• [OBJECTIVE]: Scan each line of the records for the word "Receiving" and extract the ones that have it.

• [RECORDED DATA]:
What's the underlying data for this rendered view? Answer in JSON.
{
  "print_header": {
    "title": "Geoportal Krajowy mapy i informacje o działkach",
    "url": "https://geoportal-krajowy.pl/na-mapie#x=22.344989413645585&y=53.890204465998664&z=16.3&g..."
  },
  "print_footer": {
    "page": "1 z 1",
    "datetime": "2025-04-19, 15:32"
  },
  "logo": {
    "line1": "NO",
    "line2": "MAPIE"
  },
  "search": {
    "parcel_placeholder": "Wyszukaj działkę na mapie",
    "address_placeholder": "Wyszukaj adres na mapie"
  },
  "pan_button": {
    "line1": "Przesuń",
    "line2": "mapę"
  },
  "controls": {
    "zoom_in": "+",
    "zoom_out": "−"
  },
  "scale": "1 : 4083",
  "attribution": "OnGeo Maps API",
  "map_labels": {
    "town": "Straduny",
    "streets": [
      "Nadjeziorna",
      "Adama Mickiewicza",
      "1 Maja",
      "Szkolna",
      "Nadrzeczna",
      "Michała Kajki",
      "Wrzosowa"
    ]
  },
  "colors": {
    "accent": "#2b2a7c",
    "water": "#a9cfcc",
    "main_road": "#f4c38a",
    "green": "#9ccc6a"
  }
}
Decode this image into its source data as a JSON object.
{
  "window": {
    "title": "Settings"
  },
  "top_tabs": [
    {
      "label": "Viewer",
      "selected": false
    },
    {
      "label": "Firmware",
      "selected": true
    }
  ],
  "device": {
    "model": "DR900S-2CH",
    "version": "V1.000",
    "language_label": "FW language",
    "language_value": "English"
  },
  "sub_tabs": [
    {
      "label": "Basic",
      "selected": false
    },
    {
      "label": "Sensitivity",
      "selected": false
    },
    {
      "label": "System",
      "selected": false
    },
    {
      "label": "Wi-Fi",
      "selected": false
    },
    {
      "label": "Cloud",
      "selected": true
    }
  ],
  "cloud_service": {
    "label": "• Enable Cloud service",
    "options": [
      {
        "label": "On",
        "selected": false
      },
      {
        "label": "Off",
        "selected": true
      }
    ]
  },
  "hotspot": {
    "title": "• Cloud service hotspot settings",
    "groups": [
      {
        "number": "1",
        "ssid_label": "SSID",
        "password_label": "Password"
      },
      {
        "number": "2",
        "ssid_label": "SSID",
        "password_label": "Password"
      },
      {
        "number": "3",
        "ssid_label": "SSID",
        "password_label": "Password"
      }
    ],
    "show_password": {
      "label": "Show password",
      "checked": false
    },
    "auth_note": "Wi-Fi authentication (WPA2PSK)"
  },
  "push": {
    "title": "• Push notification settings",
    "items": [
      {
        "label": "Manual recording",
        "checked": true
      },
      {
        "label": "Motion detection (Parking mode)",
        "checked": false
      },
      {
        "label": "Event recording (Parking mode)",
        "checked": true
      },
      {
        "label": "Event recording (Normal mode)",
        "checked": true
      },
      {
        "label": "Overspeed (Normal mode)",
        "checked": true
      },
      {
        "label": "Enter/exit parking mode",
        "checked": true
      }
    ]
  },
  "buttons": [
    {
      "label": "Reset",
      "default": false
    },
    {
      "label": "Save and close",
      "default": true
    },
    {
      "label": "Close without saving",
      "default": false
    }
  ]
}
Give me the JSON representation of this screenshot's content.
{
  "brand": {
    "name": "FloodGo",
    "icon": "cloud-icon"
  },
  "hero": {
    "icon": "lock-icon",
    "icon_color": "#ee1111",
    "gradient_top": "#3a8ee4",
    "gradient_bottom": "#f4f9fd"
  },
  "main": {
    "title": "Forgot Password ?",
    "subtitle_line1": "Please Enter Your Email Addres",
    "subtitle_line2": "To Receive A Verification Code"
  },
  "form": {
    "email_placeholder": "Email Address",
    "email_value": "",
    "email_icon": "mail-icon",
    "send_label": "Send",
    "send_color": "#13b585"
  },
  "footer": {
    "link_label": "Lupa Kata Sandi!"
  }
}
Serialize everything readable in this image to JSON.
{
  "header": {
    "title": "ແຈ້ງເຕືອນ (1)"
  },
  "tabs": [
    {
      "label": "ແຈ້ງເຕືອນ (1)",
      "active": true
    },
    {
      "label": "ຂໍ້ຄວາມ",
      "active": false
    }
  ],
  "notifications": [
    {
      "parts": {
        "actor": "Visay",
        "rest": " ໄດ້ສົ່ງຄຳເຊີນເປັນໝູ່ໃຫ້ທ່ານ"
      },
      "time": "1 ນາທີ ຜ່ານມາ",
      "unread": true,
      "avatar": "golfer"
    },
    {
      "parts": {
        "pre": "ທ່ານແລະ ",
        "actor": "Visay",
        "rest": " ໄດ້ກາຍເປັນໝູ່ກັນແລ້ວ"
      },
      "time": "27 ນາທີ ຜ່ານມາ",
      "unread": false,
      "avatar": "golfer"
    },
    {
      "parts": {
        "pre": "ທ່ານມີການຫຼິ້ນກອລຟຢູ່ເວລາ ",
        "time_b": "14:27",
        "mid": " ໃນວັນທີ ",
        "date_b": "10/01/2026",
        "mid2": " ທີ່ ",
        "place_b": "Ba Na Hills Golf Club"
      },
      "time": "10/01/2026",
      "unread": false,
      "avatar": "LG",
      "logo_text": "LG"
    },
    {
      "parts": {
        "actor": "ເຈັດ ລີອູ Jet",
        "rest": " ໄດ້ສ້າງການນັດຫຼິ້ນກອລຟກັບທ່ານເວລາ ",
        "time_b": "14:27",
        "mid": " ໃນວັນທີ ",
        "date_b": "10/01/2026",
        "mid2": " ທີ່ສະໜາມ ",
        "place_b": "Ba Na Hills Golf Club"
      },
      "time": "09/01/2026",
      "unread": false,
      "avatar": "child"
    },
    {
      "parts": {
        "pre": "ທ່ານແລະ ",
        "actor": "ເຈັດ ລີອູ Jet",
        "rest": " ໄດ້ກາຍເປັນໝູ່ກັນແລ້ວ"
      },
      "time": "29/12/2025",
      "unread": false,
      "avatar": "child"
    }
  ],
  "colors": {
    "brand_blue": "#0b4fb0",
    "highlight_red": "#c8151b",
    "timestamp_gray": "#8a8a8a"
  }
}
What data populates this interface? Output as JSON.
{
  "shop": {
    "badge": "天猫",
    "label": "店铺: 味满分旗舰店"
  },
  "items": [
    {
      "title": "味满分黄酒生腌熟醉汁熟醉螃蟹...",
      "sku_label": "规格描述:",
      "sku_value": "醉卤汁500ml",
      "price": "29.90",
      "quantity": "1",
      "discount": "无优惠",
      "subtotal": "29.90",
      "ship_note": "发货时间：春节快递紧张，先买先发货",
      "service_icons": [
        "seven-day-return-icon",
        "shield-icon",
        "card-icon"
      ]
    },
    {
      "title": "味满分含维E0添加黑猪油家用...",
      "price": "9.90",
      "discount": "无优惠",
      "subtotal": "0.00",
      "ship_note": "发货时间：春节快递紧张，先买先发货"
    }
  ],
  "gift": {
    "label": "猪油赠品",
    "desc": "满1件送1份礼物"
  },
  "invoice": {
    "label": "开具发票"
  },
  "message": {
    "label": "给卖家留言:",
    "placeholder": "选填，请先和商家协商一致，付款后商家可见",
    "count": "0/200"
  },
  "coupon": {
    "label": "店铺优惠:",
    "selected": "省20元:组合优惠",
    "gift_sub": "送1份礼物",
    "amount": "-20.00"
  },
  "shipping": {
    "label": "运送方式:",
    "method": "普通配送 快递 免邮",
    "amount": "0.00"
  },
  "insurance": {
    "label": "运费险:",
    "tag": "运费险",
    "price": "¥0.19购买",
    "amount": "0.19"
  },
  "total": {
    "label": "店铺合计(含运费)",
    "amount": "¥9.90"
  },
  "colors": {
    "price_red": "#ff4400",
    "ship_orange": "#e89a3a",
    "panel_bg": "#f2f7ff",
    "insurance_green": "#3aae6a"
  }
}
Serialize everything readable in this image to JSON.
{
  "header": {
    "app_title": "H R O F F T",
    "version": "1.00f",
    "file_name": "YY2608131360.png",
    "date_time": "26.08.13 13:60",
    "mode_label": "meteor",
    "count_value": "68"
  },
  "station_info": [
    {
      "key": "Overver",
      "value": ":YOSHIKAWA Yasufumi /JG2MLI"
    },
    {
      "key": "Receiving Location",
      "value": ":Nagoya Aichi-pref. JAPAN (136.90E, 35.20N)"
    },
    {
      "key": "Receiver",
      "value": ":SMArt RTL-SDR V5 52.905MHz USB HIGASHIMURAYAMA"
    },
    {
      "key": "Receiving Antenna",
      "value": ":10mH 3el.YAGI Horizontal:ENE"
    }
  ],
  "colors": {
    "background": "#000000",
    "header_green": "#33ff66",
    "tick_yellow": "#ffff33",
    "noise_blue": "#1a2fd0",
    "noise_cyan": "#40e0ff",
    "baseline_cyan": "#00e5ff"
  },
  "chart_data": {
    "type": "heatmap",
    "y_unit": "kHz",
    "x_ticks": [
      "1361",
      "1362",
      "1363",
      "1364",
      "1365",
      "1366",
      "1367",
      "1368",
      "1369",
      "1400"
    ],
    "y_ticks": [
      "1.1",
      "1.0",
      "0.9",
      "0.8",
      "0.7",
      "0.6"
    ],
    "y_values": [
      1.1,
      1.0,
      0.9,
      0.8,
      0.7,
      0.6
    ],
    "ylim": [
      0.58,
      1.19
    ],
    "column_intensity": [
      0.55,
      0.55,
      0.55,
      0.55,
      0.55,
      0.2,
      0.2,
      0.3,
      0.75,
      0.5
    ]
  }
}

• [OUTPUT FOR THIS TASK]:
      "key": "Receiving Location",
      "key": "Receiving Antenna",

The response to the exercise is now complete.